Supplied records:
==================================================

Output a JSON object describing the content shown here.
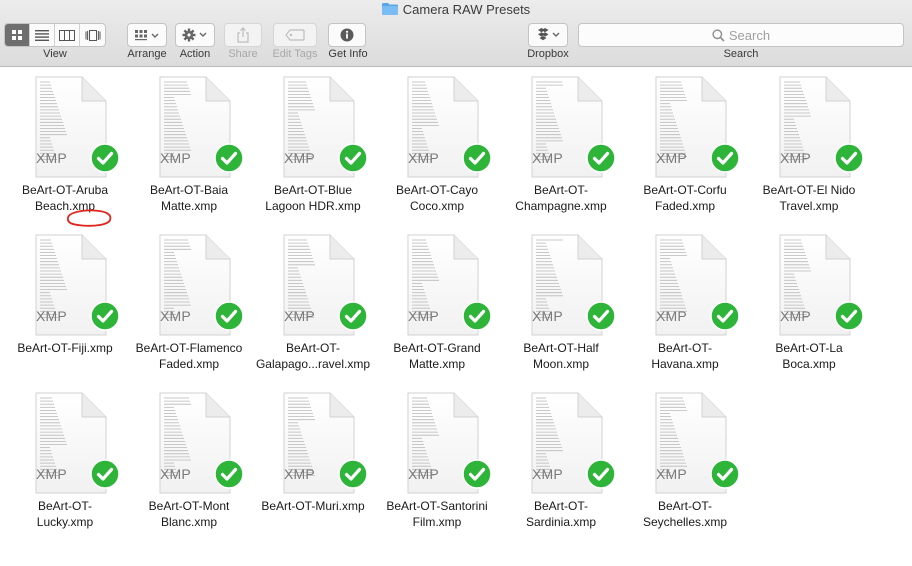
{
  "window": {
    "title": "Camera RAW Presets"
  },
  "toolbar": {
    "view_label": "View",
    "arrange_label": "Arrange",
    "action_label": "Action",
    "share_label": "Share",
    "edit_tags_label": "Edit Tags",
    "get_info_label": "Get Info",
    "dropbox_label": "Dropbox",
    "search_label": "Search",
    "search_placeholder": "Search",
    "view_modes": [
      "icon-view",
      "list-view",
      "column-view",
      "cover-flow-view"
    ],
    "active_view": "icon-view"
  },
  "files": [
    {
      "name": "BeArt-OT-Aruba\nBeach.xmp",
      "ext": "XMP",
      "synced": true,
      "annotated": true
    },
    {
      "name": "BeArt-OT-Baia\nMatte.xmp",
      "ext": "XMP",
      "synced": true
    },
    {
      "name": "BeArt-OT-Blue\nLagoon HDR.xmp",
      "ext": "XMP",
      "synced": true
    },
    {
      "name": "BeArt-OT-Cayo\nCoco.xmp",
      "ext": "XMP",
      "synced": true
    },
    {
      "name": "BeArt-OT-\nChampagne.xmp",
      "ext": "XMP",
      "synced": true
    },
    {
      "name": "BeArt-OT-Corfu\nFaded.xmp",
      "ext": "XMP",
      "synced": true
    },
    {
      "name": "BeArt-OT-El Nido\nTravel.xmp",
      "ext": "XMP",
      "synced": true
    },
    {
      "name": "BeArt-OT-Fiji.xmp",
      "ext": "XMP",
      "synced": true
    },
    {
      "name": "BeArt-OT-Flamenco\nFaded.xmp",
      "ext": "XMP",
      "synced": true
    },
    {
      "name": "BeArt-OT-\nGalapago...ravel.xmp",
      "ext": "XMP",
      "synced": true
    },
    {
      "name": "BeArt-OT-Grand\nMatte.xmp",
      "ext": "XMP",
      "synced": true
    },
    {
      "name": "BeArt-OT-Half\nMoon.xmp",
      "ext": "XMP",
      "synced": true
    },
    {
      "name": "BeArt-OT-\nHavana.xmp",
      "ext": "XMP",
      "synced": true
    },
    {
      "name": "BeArt-OT-La\nBoca.xmp",
      "ext": "XMP",
      "synced": true
    },
    {
      "name": "BeArt-OT-\nLucky.xmp",
      "ext": "XMP",
      "synced": true
    },
    {
      "name": "BeArt-OT-Mont\nBlanc.xmp",
      "ext": "XMP",
      "synced": true
    },
    {
      "name": "BeArt-OT-Muri.xmp",
      "ext": "XMP",
      "synced": true
    },
    {
      "name": "BeArt-OT-Santorini\nFilm.xmp",
      "ext": "XMP",
      "synced": true
    },
    {
      "name": "BeArt-OT-\nSardinia.xmp",
      "ext": "XMP",
      "synced": true
    },
    {
      "name": "BeArt-OT-\nSeychelles.xmp",
      "ext": "XMP",
      "synced": true
    }
  ],
  "colors": {
    "sync_check": "#2fb43a",
    "annotation": "#e0251b",
    "folder": "#5aa5e8"
  }
}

==================================================

Work required:
Go through the entries above and copy every line containing "Search".

Response for this exercise:
    "search_label": "Search",
    "search_placeholder": "Search",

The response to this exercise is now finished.